Written instruction: Of the lines below, count those containing the word "name". Reply with the number alone.

Data shown:
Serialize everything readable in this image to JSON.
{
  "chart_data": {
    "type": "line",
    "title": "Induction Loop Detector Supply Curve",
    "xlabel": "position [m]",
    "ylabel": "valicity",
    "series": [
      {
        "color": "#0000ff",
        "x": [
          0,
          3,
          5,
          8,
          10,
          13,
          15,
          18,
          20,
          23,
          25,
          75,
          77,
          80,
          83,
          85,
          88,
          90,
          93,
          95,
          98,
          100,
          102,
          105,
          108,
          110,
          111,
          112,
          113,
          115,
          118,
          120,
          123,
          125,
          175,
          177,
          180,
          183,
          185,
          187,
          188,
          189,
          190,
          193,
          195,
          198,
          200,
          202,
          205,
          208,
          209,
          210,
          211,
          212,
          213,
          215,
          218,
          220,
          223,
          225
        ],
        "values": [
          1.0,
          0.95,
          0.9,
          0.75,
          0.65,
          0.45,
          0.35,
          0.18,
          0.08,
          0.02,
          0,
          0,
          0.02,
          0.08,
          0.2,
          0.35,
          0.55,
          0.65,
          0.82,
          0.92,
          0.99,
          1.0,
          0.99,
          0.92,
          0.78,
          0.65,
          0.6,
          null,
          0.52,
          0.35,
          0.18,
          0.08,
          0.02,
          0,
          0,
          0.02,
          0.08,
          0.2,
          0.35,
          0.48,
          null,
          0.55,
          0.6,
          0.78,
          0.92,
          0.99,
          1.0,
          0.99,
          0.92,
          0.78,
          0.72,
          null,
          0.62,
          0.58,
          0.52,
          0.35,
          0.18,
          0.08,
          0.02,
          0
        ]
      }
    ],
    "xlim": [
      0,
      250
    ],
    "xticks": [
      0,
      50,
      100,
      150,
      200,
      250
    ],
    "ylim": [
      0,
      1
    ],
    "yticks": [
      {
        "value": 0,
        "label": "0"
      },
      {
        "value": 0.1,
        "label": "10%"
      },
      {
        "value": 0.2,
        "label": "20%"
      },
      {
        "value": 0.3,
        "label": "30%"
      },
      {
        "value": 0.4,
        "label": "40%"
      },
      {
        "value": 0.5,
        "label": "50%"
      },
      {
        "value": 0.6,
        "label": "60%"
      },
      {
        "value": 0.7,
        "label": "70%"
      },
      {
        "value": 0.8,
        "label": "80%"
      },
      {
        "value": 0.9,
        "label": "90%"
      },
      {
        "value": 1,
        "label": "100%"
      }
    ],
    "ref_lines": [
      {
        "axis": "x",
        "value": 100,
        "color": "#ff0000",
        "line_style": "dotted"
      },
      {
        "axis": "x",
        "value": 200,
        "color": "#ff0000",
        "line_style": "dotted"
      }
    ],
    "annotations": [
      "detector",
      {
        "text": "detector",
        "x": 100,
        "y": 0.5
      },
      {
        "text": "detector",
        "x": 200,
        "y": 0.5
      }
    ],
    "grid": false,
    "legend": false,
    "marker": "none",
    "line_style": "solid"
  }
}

---

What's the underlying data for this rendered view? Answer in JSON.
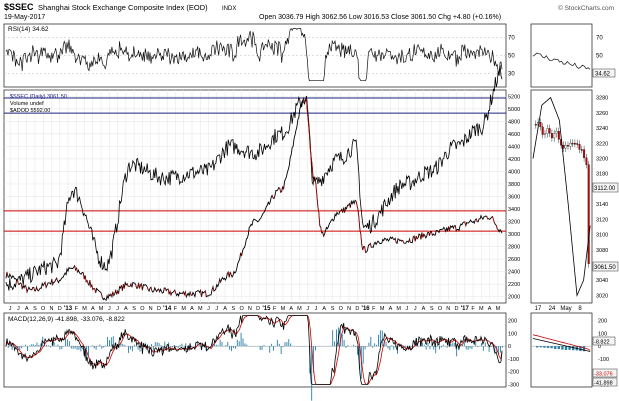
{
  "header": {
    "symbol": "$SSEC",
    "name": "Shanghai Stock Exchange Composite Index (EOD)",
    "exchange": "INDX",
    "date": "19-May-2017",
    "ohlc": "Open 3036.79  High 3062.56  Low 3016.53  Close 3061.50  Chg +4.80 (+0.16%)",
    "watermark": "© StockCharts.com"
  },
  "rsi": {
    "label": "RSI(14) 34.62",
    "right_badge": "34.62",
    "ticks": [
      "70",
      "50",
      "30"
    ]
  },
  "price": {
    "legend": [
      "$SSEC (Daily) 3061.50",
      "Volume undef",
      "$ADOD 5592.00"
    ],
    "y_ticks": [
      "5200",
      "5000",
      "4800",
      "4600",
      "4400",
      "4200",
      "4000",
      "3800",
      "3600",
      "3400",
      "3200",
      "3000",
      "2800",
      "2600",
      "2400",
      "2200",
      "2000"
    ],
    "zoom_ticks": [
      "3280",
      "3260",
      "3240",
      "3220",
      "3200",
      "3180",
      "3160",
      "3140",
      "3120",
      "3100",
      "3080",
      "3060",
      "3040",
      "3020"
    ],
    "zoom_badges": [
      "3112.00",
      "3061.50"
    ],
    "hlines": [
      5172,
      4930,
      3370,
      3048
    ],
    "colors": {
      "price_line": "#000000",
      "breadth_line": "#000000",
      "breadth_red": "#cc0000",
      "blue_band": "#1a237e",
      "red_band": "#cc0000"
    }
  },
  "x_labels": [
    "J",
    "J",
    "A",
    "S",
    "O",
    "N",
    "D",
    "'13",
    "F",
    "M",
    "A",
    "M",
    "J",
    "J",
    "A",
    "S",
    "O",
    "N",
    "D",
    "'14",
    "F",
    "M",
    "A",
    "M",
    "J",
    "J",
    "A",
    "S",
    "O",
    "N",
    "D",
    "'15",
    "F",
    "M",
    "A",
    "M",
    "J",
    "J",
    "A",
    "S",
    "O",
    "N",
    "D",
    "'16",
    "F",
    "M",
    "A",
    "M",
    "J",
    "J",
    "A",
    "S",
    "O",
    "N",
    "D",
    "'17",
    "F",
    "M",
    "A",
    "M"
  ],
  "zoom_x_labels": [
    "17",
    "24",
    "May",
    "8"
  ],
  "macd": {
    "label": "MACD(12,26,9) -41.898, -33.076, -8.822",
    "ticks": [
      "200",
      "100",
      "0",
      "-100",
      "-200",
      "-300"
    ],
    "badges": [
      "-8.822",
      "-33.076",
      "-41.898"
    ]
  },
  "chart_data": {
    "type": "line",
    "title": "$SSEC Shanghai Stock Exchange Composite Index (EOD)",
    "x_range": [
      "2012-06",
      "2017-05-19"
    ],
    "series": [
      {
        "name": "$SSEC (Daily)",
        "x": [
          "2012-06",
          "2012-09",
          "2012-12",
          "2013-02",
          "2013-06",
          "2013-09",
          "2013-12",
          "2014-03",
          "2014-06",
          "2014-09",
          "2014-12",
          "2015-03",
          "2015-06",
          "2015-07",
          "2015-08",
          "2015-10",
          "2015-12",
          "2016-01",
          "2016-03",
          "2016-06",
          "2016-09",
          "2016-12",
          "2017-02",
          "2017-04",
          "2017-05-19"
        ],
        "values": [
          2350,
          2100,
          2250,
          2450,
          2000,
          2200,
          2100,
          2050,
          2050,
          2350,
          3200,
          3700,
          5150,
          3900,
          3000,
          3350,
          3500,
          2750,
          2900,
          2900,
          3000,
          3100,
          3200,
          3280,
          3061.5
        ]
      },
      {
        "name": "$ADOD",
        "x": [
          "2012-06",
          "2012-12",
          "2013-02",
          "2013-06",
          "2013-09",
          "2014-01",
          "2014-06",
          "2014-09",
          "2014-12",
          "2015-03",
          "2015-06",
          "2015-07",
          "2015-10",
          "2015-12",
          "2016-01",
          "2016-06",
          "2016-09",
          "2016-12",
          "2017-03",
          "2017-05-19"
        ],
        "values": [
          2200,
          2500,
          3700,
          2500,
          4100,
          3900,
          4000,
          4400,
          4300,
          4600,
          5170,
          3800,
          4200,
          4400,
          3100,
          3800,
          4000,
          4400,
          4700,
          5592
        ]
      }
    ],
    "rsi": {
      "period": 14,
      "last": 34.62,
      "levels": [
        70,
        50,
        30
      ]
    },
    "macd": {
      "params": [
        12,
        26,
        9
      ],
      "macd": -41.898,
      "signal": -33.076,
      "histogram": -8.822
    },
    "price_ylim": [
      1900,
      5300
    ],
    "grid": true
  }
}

Problem solution: 3